#### [Excerpt from a dataset]
────────────────
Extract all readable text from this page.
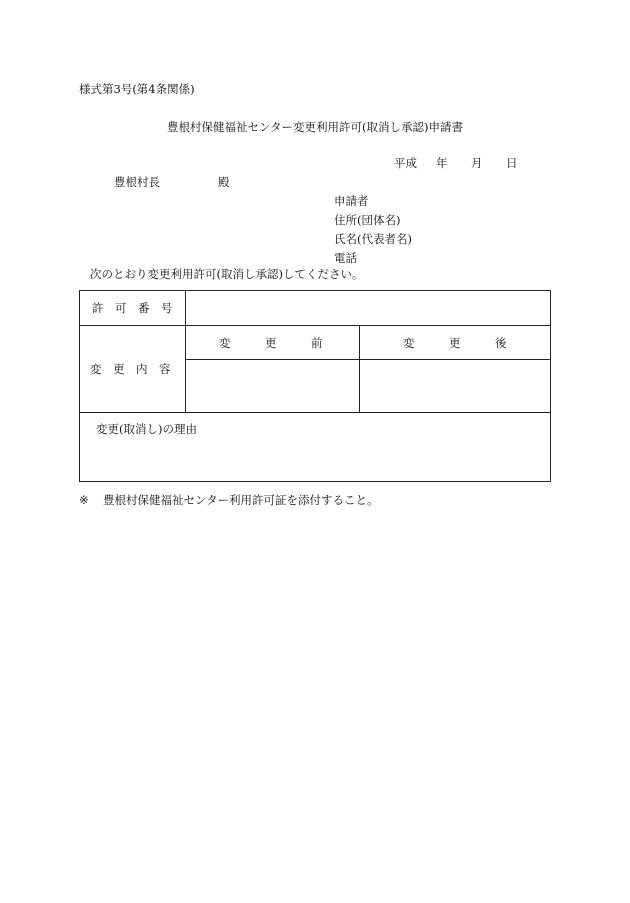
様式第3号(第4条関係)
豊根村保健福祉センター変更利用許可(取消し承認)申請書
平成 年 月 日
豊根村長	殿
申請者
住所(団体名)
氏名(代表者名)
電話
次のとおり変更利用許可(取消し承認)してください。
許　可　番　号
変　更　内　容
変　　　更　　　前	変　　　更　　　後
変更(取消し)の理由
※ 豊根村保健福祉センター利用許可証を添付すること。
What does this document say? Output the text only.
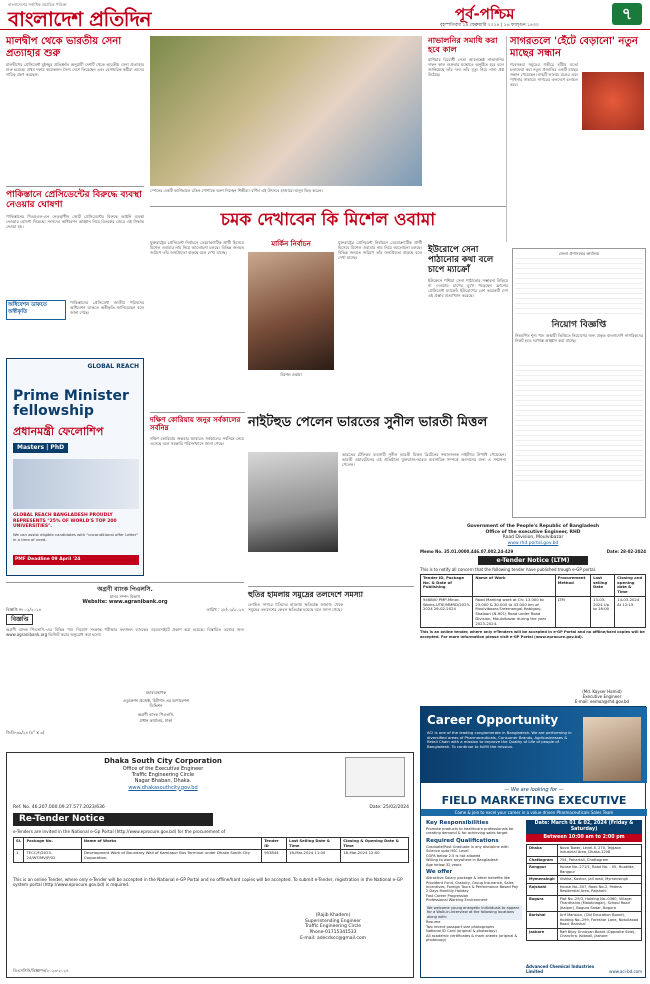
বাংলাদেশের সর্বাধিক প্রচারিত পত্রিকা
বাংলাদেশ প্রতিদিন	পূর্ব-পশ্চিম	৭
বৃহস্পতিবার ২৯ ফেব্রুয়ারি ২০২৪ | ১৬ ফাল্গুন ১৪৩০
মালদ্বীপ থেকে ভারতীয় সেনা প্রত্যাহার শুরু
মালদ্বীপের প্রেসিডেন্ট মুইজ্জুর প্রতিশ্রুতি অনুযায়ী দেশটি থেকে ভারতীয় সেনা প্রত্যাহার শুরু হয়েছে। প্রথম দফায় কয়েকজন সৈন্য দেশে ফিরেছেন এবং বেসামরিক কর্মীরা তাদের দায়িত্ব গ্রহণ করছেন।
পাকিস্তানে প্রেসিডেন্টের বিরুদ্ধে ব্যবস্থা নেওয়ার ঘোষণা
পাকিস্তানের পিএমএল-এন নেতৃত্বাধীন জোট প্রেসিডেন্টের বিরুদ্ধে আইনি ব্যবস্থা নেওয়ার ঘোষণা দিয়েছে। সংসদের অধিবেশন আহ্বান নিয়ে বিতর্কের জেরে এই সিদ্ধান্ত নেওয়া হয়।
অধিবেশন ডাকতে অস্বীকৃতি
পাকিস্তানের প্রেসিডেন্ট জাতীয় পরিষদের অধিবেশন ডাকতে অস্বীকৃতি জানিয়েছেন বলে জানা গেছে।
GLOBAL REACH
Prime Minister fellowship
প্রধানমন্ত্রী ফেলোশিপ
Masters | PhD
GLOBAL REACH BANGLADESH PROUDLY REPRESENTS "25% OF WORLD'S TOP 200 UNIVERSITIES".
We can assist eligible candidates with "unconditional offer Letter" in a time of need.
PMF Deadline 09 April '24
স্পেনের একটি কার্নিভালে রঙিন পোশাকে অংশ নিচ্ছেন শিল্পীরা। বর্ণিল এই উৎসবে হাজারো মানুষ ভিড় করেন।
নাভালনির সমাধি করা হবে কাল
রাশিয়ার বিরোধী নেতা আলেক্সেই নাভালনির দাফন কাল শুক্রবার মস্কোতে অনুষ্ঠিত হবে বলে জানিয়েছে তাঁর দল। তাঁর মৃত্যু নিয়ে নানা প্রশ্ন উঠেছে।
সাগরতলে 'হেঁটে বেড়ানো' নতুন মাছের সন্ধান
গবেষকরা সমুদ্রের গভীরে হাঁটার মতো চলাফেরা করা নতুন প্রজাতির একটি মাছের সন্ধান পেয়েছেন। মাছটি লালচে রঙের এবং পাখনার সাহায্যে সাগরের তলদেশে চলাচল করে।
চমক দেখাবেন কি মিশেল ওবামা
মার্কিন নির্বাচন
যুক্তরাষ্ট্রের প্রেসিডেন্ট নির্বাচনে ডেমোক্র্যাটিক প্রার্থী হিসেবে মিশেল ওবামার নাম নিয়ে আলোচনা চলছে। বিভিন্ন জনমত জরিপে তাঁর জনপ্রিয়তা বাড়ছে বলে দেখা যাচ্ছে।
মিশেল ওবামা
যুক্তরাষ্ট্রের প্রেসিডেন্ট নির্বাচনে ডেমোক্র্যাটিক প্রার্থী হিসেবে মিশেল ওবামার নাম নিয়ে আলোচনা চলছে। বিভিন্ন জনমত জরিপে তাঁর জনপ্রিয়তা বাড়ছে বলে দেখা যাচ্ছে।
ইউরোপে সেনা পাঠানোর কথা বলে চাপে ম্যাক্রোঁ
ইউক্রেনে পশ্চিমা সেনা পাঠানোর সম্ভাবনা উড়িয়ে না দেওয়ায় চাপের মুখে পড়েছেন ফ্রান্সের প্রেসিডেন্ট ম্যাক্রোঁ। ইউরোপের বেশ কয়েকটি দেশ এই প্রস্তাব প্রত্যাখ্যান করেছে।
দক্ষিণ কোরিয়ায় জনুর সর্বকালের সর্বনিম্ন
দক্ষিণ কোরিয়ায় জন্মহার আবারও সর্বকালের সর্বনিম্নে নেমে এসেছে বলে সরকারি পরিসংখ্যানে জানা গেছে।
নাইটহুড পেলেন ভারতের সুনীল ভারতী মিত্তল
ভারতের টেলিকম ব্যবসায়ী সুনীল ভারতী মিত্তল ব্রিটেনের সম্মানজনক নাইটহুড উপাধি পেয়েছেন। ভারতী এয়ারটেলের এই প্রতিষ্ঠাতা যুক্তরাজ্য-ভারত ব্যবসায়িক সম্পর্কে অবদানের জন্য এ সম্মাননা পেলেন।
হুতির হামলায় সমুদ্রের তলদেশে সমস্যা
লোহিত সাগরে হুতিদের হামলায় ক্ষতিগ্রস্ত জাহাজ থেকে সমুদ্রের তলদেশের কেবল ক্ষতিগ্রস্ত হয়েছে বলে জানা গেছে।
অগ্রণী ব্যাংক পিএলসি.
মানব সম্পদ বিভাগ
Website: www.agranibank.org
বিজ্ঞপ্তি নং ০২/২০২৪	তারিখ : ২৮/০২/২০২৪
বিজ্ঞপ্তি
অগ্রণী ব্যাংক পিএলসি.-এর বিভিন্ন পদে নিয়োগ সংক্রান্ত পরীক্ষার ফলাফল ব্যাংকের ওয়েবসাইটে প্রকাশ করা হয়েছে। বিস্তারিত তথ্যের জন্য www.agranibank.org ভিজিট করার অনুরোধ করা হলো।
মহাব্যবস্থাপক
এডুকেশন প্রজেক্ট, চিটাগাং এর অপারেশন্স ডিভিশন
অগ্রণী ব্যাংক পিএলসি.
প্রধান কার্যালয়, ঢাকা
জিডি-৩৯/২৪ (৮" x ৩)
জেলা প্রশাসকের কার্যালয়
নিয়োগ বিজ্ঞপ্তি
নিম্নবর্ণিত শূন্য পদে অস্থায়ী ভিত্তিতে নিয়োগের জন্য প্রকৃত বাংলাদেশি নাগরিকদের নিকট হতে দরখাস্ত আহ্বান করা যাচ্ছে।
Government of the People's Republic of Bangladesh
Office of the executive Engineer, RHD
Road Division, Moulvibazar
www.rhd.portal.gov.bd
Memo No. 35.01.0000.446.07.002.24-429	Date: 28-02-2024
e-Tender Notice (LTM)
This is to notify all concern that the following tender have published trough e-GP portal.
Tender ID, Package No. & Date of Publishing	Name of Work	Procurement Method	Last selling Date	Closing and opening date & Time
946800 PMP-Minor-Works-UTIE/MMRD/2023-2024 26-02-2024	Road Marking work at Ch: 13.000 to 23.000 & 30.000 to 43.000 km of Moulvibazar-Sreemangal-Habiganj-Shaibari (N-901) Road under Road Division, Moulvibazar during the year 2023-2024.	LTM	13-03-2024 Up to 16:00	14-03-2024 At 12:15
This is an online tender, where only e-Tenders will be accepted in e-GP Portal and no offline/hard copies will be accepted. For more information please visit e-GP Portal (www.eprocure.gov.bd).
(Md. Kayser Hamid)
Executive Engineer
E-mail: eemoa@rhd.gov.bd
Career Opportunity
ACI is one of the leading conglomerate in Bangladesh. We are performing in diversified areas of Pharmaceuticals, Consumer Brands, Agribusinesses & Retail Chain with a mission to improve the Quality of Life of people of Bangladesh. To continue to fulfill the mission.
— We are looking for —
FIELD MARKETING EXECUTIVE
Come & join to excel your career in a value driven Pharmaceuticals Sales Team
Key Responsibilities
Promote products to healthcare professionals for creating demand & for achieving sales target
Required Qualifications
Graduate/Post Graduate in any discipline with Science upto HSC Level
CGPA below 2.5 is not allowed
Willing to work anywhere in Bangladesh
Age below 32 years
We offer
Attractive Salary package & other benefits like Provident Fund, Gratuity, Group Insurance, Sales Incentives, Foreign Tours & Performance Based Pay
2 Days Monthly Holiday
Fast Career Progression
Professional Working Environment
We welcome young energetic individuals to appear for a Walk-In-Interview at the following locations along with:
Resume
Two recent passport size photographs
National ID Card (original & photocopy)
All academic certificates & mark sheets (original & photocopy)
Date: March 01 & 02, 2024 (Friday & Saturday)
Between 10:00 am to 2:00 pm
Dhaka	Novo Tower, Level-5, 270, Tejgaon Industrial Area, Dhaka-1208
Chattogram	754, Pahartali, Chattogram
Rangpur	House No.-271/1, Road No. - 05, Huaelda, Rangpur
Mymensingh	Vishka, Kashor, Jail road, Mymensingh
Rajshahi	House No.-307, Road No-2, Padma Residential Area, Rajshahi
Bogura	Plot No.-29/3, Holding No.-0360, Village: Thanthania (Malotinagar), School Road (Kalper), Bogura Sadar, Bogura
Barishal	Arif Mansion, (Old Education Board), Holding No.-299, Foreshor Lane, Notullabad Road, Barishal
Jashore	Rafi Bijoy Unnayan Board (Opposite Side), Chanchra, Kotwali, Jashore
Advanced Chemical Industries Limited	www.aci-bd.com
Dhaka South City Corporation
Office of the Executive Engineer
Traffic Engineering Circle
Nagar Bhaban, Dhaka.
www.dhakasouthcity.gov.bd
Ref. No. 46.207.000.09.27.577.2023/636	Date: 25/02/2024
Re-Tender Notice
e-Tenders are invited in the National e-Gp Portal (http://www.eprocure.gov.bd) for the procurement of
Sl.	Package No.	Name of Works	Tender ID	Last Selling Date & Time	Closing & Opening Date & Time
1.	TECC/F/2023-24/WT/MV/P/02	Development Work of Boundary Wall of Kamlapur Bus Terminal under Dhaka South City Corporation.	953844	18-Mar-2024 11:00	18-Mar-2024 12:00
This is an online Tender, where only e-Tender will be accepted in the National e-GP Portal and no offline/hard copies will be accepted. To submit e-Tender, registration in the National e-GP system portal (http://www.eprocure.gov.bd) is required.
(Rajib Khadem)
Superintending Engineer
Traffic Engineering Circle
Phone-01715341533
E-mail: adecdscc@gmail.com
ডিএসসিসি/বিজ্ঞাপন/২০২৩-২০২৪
────────────────
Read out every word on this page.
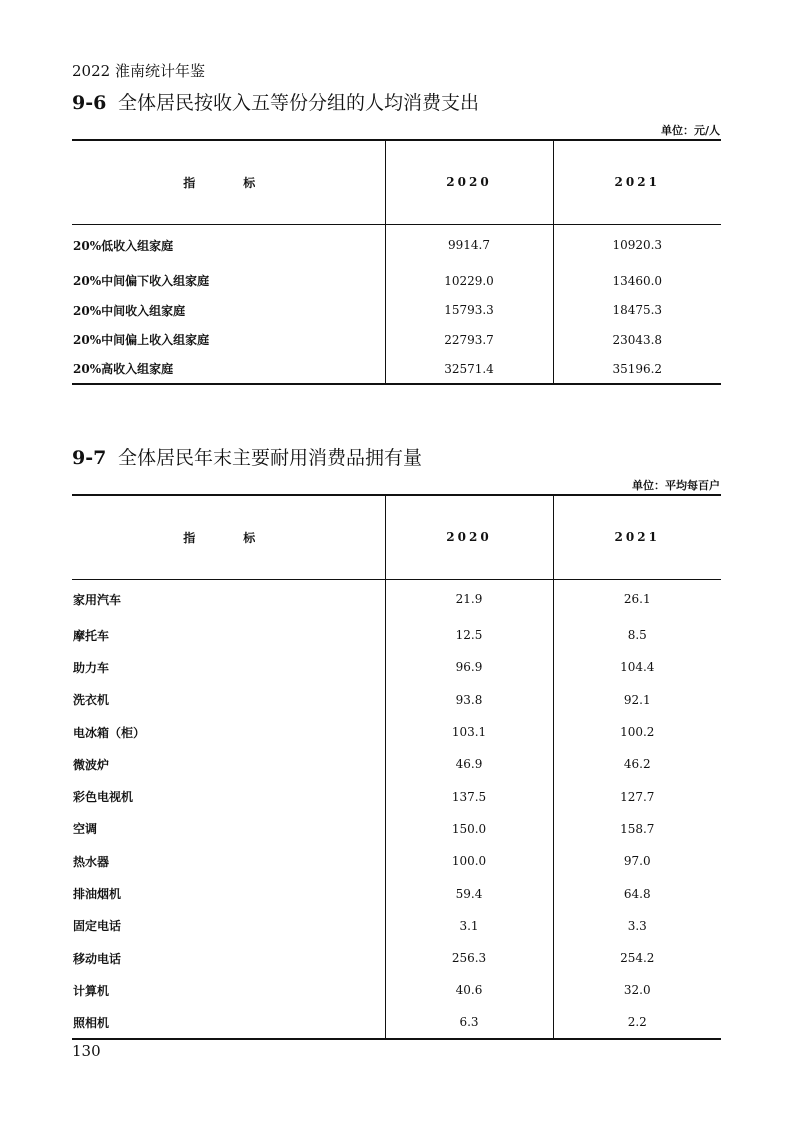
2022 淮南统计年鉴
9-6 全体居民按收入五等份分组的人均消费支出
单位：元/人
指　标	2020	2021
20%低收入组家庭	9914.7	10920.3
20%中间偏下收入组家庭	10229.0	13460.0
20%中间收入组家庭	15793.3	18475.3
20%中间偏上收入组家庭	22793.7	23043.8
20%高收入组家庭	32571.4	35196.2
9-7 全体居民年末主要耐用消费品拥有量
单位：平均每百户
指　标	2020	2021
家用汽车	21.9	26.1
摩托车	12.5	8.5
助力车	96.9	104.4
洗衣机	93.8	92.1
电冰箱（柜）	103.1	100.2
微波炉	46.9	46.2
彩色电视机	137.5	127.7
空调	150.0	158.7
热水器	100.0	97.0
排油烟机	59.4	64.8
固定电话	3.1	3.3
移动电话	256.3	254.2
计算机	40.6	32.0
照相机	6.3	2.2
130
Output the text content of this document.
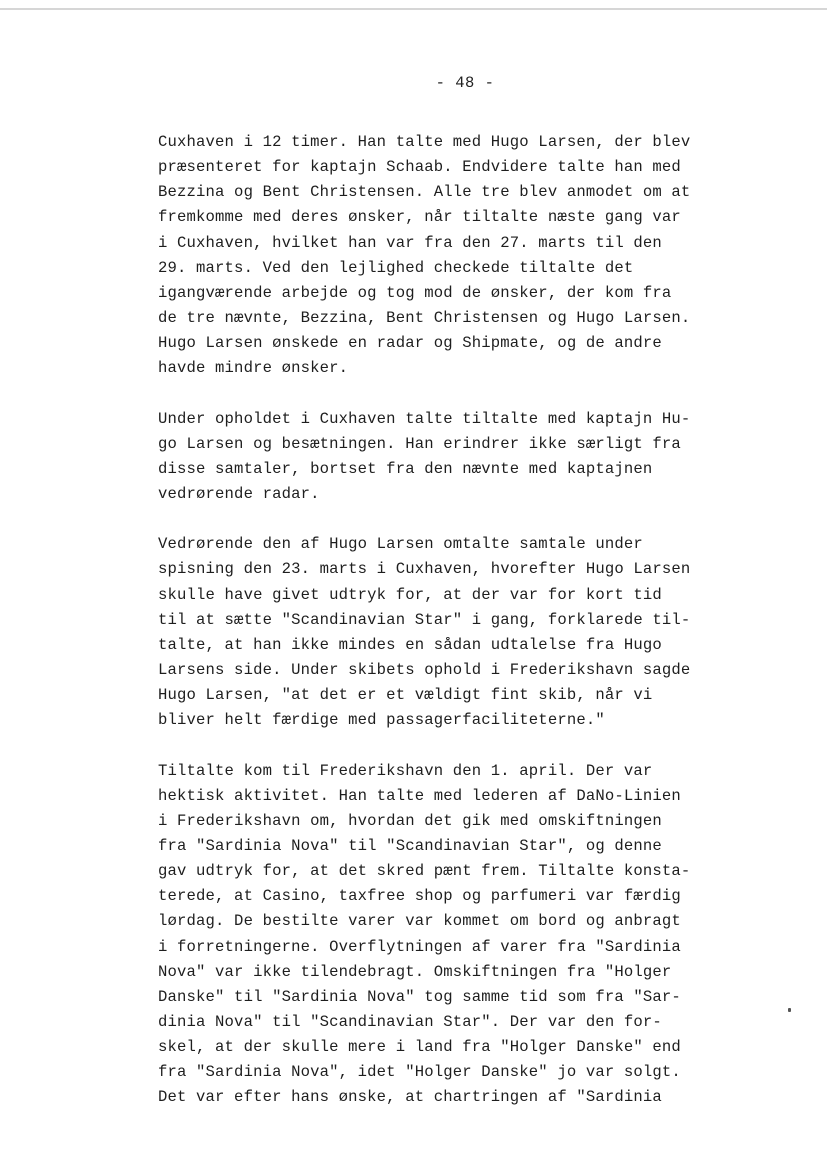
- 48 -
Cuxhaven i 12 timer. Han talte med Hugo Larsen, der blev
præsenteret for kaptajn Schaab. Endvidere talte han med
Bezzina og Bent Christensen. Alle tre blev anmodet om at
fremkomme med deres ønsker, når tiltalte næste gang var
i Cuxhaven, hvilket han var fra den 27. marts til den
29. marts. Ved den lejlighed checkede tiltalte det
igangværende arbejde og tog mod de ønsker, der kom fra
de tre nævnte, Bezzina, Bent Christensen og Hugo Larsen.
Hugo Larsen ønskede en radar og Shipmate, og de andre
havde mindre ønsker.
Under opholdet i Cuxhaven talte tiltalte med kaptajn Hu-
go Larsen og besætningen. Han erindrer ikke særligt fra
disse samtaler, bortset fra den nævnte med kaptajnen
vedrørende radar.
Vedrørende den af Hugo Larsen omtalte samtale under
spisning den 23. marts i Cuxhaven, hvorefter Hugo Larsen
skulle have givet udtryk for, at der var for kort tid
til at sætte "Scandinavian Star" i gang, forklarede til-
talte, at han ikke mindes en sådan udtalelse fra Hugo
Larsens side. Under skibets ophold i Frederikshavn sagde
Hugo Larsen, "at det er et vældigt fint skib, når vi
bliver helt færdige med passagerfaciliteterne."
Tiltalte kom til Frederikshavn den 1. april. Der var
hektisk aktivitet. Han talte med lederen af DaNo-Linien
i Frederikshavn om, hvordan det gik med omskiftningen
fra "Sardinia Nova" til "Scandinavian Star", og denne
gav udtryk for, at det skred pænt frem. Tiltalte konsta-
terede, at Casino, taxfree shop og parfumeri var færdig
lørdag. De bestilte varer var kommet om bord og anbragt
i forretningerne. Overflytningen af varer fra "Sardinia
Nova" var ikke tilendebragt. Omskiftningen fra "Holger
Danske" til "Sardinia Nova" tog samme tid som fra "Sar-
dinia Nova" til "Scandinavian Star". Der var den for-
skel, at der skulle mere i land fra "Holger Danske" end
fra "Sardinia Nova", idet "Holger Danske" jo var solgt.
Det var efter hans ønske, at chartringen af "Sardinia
────────────────
#### [THE REQUEST]
Look over the material above and show each line where "radar" appears.

#### [TASK SOLUTION]
Hugo Larsen ønskede en radar og Shipmate, og de andre
vedrørende radar.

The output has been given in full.